» Instructions for the task
Collect the lines of the entries where "million" shows up.

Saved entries
▽
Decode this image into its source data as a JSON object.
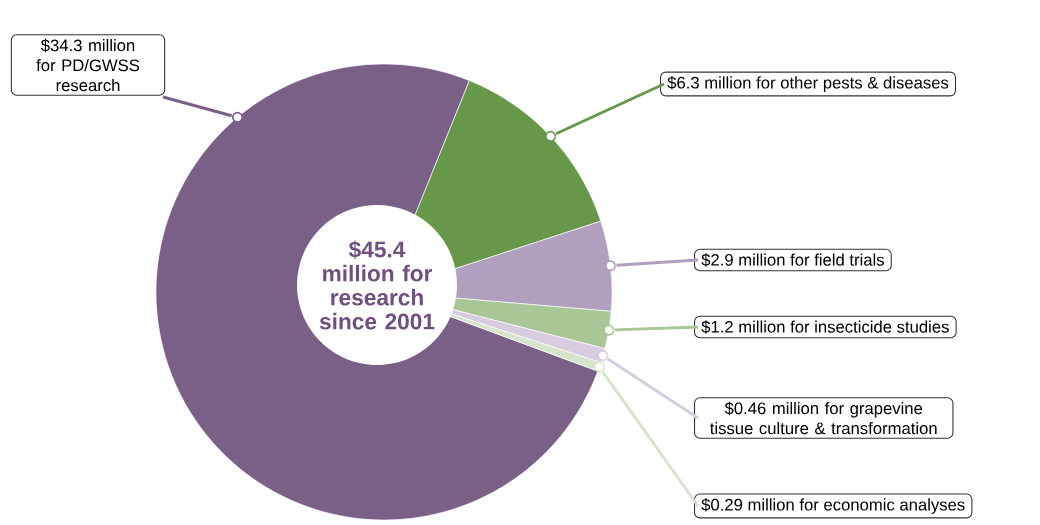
{
  "chart_data": {
    "type": "pie",
    "title": "$45.4 million for research since 2001",
    "categories": [
      "for PD/GWSS research",
      "for other pests & diseases",
      "for field trials",
      "for insecticide studies",
      "for grapevine tissue culture & transformation",
      "for economic analyses"
    ],
    "values": [
      34.3,
      6.3,
      2.9,
      1.2,
      0.46,
      0.29
    ],
    "value_labels": [
      "$34.3 million",
      "$6.3 million",
      "$2.9 million",
      "$1.2 million",
      "$0.46 million",
      "$0.29 million"
    ],
    "colors": [
      "#7a5f87",
      "#67984a",
      "#b09fbf",
      "#a9c796",
      "#d7cce0",
      "#d6e4cc"
    ]
  }
}
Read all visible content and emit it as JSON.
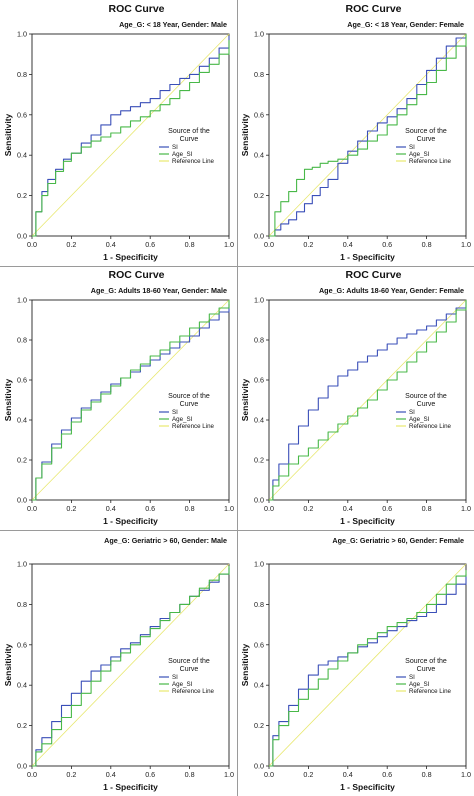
△
» Task output
    "title": "$45.4 million for research since 2001",
      "$34.3 million",
      "$6.3 million",
      "$2.9 million",
      "$1.2 million",
      "$0.46 million",
      "$0.29 million"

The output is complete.